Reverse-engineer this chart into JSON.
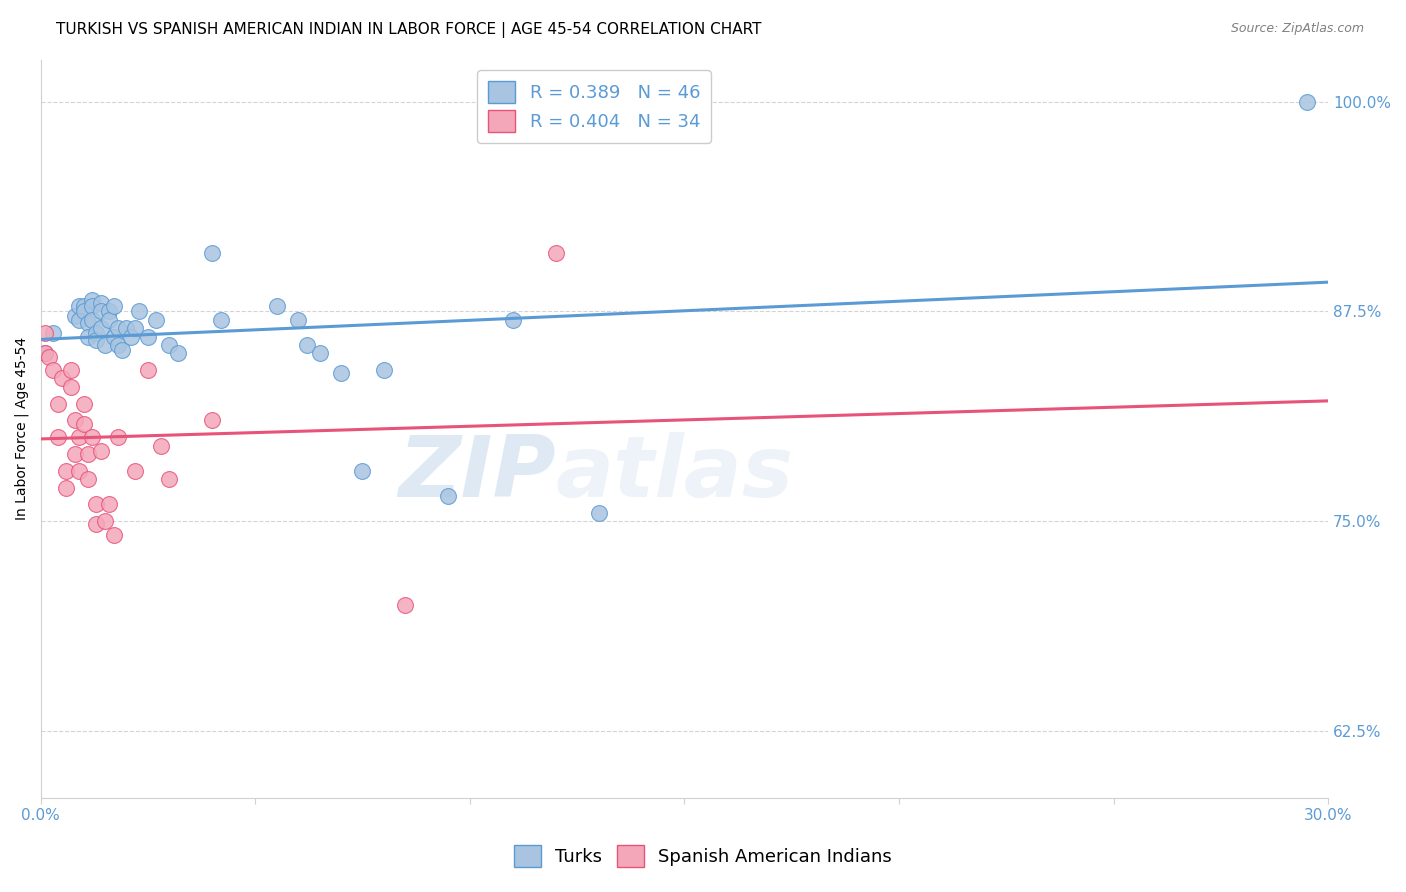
{
  "title": "TURKISH VS SPANISH AMERICAN INDIAN IN LABOR FORCE | AGE 45-54 CORRELATION CHART",
  "source": "Source: ZipAtlas.com",
  "ylabel": "In Labor Force | Age 45-54",
  "xlabel": "",
  "xlim": [
    0.0,
    0.3
  ],
  "ylim": [
    0.585,
    1.025
  ],
  "yticks": [
    0.625,
    0.75,
    0.875,
    1.0
  ],
  "ytick_labels": [
    "62.5%",
    "75.0%",
    "87.5%",
    "100.0%"
  ],
  "xticks": [
    0.0,
    0.05,
    0.1,
    0.15,
    0.2,
    0.25,
    0.3
  ],
  "xtick_labels": [
    "0.0%",
    "",
    "",
    "",
    "",
    "",
    "30.0%"
  ],
  "turks_R": 0.389,
  "turks_N": 46,
  "spanish_R": 0.404,
  "spanish_N": 34,
  "turks_color": "#a8c4e0",
  "spanish_color": "#f4a7b9",
  "trendline_turks_color": "#5b9bd5",
  "trendline_spanish_color": "#e8537a",
  "background_color": "#ffffff",
  "grid_color": "#d0d0d0",
  "axis_label_color": "#5b9bd5",
  "watermark_zip": "ZIP",
  "watermark_atlas": "atlas",
  "turks_x": [
    0.001,
    0.003,
    0.008,
    0.009,
    0.009,
    0.01,
    0.01,
    0.011,
    0.011,
    0.012,
    0.012,
    0.012,
    0.013,
    0.013,
    0.014,
    0.014,
    0.014,
    0.015,
    0.016,
    0.016,
    0.017,
    0.017,
    0.018,
    0.018,
    0.019,
    0.02,
    0.021,
    0.022,
    0.023,
    0.025,
    0.027,
    0.03,
    0.032,
    0.04,
    0.042,
    0.055,
    0.06,
    0.062,
    0.065,
    0.07,
    0.075,
    0.08,
    0.095,
    0.11,
    0.13,
    0.295
  ],
  "turks_y": [
    0.85,
    0.862,
    0.872,
    0.87,
    0.878,
    0.878,
    0.875,
    0.868,
    0.86,
    0.882,
    0.878,
    0.87,
    0.862,
    0.858,
    0.88,
    0.875,
    0.865,
    0.855,
    0.875,
    0.87,
    0.86,
    0.878,
    0.865,
    0.855,
    0.852,
    0.865,
    0.86,
    0.865,
    0.875,
    0.86,
    0.87,
    0.855,
    0.85,
    0.91,
    0.87,
    0.878,
    0.87,
    0.855,
    0.85,
    0.838,
    0.78,
    0.84,
    0.765,
    0.87,
    0.755,
    1.0
  ],
  "spanish_x": [
    0.001,
    0.001,
    0.002,
    0.003,
    0.004,
    0.004,
    0.005,
    0.006,
    0.006,
    0.007,
    0.007,
    0.008,
    0.008,
    0.009,
    0.009,
    0.01,
    0.01,
    0.011,
    0.011,
    0.012,
    0.013,
    0.013,
    0.014,
    0.015,
    0.016,
    0.017,
    0.018,
    0.022,
    0.025,
    0.028,
    0.03,
    0.04,
    0.085,
    0.12
  ],
  "spanish_y": [
    0.85,
    0.862,
    0.848,
    0.84,
    0.82,
    0.8,
    0.835,
    0.78,
    0.77,
    0.84,
    0.83,
    0.81,
    0.79,
    0.8,
    0.78,
    0.82,
    0.808,
    0.79,
    0.775,
    0.8,
    0.76,
    0.748,
    0.792,
    0.75,
    0.76,
    0.742,
    0.8,
    0.78,
    0.84,
    0.795,
    0.775,
    0.81,
    0.7,
    0.91
  ],
  "title_fontsize": 11,
  "source_fontsize": 9,
  "legend_fontsize": 13,
  "axis_fontsize": 10,
  "tick_fontsize": 11
}
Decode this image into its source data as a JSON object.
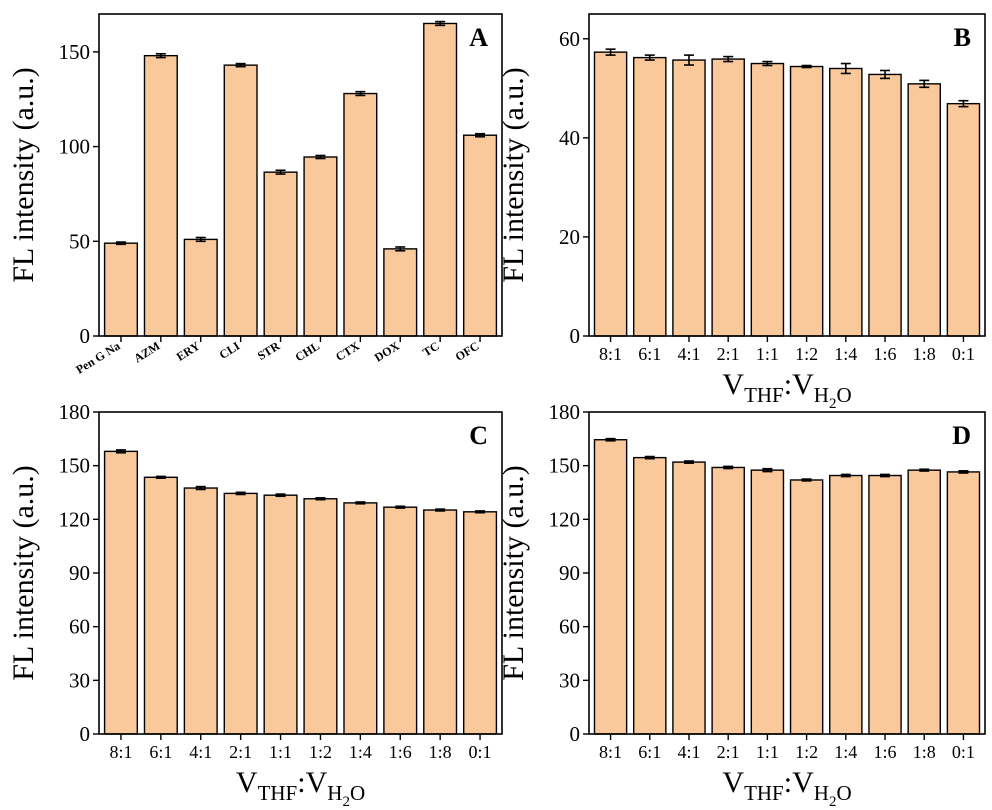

## [WHAT YOU ARE ASKED TO DO]
Write out the full listing verbatim, excluding its pictures.

## [OUTPUT OF THE TASK]
Reverse-engineer this chart into JSON.
{
  "title": "TURKISH VS SPANISH AMERICAN INDIAN IN LABOR FORCE | AGE 45-54 CORRELATION CHART",
  "source": "Source: ZipAtlas.com",
  "ylabel": "In Labor Force | Age 45-54",
  "xlabel": "",
  "xlim": [
    0.0,
    0.3
  ],
  "ylim": [
    0.585,
    1.025
  ],
  "yticks": [
    0.625,
    0.75,
    0.875,
    1.0
  ],
  "ytick_labels": [
    "62.5%",
    "75.0%",
    "87.5%",
    "100.0%"
  ],
  "xticks": [
    0.0,
    0.05,
    0.1,
    0.15,
    0.2,
    0.25,
    0.3
  ],
  "xtick_labels": [
    "0.0%",
    "",
    "",
    "",
    "",
    "",
    "30.0%"
  ],
  "turks_R": 0.389,
  "turks_N": 46,
  "spanish_R": 0.404,
  "spanish_N": 34,
  "turks_color": "#a8c4e0",
  "spanish_color": "#f4a7b9",
  "trendline_turks_color": "#5b9bd5",
  "trendline_spanish_color": "#e8537a",
  "background_color": "#ffffff",
  "grid_color": "#d0d0d0",
  "axis_label_color": "#5b9bd5",
  "watermark_zip": "ZIP",
  "watermark_atlas": "atlas",
  "turks_x": [
    0.001,
    0.003,
    0.008,
    0.009,
    0.009,
    0.01,
    0.01,
    0.011,
    0.011,
    0.012,
    0.012,
    0.012,
    0.013,
    0.013,
    0.014,
    0.014,
    0.014,
    0.015,
    0.016,
    0.016,
    0.017,
    0.017,
    0.018,
    0.018,
    0.019,
    0.02,
    0.021,
    0.022,
    0.023,
    0.025,
    0.027,
    0.03,
    0.032,
    0.04,
    0.042,
    0.055,
    0.06,
    0.062,
    0.065,
    0.07,
    0.075,
    0.08,
    0.095,
    0.11,
    0.13,
    0.295
  ],
  "turks_y": [
    0.85,
    0.862,
    0.872,
    0.87,
    0.878,
    0.878,
    0.875,
    0.868,
    0.86,
    0.882,
    0.878,
    0.87,
    0.862,
    0.858,
    0.88,
    0.875,
    0.865,
    0.855,
    0.875,
    0.87,
    0.86,
    0.878,
    0.865,
    0.855,
    0.852,
    0.865,
    0.86,
    0.865,
    0.875,
    0.86,
    0.87,
    0.855,
    0.85,
    0.91,
    0.87,
    0.878,
    0.87,
    0.855,
    0.85,
    0.838,
    0.78,
    0.84,
    0.765,
    0.87,
    0.755,
    1.0
  ],
  "spanish_x": [
    0.001,
    0.001,
    0.002,
    0.003,
    0.004,
    0.004,
    0.005,
    0.006,
    0.006,
    0.007,
    0.007,
    0.008,
    0.008,
    0.009,
    0.009,
    0.01,
    0.01,
    0.011,
    0.011,
    0.012,
    0.013,
    0.013,
    0.014,
    0.015,
    0.016,
    0.017,
    0.018,
    0.022,
    0.025,
    0.028,
    0.03,
    0.04,
    0.085,
    0.12
  ],
  "spanish_y": [
    0.85,
    0.862,
    0.848,
    0.84,
    0.82,
    0.8,
    0.835,
    0.78,
    0.77,
    0.84,
    0.83,
    0.81,
    0.79,
    0.8,
    0.78,
    0.82,
    0.808,
    0.79,
    0.775,
    0.8,
    0.76,
    0.748,
    0.792,
    0.75,
    0.76,
    0.742,
    0.8,
    0.78,
    0.84,
    0.795,
    0.775,
    0.81,
    0.7,
    0.91
  ],
  "title_fontsize": 11,
  "source_fontsize": 9,
  "legend_fontsize": 13,
  "axis_fontsize": 10,
  "tick_fontsize": 11
}
Decode this image into its source data as a JSON object.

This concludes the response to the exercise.